## [WHAT TO DO]
Scan the lines below for the string "level" and copy every one that has it.

## [DATA LISTING]
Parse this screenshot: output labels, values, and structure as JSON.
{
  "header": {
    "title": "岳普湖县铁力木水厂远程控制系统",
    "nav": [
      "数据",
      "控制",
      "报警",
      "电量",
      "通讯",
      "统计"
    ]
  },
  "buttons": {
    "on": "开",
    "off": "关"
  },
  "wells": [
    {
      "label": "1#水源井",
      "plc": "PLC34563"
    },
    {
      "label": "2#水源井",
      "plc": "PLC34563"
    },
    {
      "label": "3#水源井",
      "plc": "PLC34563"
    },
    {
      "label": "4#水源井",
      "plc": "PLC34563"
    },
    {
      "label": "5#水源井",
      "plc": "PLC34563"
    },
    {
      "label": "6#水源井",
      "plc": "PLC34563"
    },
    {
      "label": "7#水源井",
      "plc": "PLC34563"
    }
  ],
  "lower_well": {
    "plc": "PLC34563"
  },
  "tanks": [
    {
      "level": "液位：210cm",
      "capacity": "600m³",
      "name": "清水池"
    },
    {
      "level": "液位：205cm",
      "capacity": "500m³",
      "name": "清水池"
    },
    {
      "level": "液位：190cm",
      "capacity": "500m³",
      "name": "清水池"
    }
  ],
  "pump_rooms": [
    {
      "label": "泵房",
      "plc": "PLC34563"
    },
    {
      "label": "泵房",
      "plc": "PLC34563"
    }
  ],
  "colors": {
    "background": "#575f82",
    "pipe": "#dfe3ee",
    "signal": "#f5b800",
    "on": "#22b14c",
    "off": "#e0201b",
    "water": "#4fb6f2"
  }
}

...

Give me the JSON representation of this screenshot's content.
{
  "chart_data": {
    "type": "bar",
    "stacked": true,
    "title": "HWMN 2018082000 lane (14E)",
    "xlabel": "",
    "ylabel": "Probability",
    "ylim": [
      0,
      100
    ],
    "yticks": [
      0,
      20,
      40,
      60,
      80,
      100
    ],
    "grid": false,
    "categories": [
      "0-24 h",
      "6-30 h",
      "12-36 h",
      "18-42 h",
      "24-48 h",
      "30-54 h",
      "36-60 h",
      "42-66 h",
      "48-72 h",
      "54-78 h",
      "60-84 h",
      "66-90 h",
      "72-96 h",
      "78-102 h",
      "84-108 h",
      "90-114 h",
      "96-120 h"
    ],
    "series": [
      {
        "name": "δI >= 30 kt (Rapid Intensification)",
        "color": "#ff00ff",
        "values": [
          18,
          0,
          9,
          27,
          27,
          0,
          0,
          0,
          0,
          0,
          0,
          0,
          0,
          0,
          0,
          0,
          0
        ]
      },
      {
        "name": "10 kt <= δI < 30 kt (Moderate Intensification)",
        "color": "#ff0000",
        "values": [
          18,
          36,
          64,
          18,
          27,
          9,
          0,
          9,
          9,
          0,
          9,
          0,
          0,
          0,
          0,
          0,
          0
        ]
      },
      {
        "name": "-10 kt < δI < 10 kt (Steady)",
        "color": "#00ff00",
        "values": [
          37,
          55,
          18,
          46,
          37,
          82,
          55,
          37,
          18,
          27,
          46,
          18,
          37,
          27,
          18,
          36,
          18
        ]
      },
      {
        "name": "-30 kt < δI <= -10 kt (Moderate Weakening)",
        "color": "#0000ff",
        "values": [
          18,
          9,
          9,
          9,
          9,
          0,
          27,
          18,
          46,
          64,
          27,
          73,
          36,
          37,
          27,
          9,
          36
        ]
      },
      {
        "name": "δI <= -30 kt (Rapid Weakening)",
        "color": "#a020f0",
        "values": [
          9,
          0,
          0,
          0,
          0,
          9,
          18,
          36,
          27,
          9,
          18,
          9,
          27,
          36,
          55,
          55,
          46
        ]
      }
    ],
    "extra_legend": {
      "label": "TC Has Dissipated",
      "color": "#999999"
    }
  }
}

## [OUTPUT OF THE EXERCISE]
      "level": "液位：210cm",
      "level": "液位：205cm",
      "level": "液位：190cm",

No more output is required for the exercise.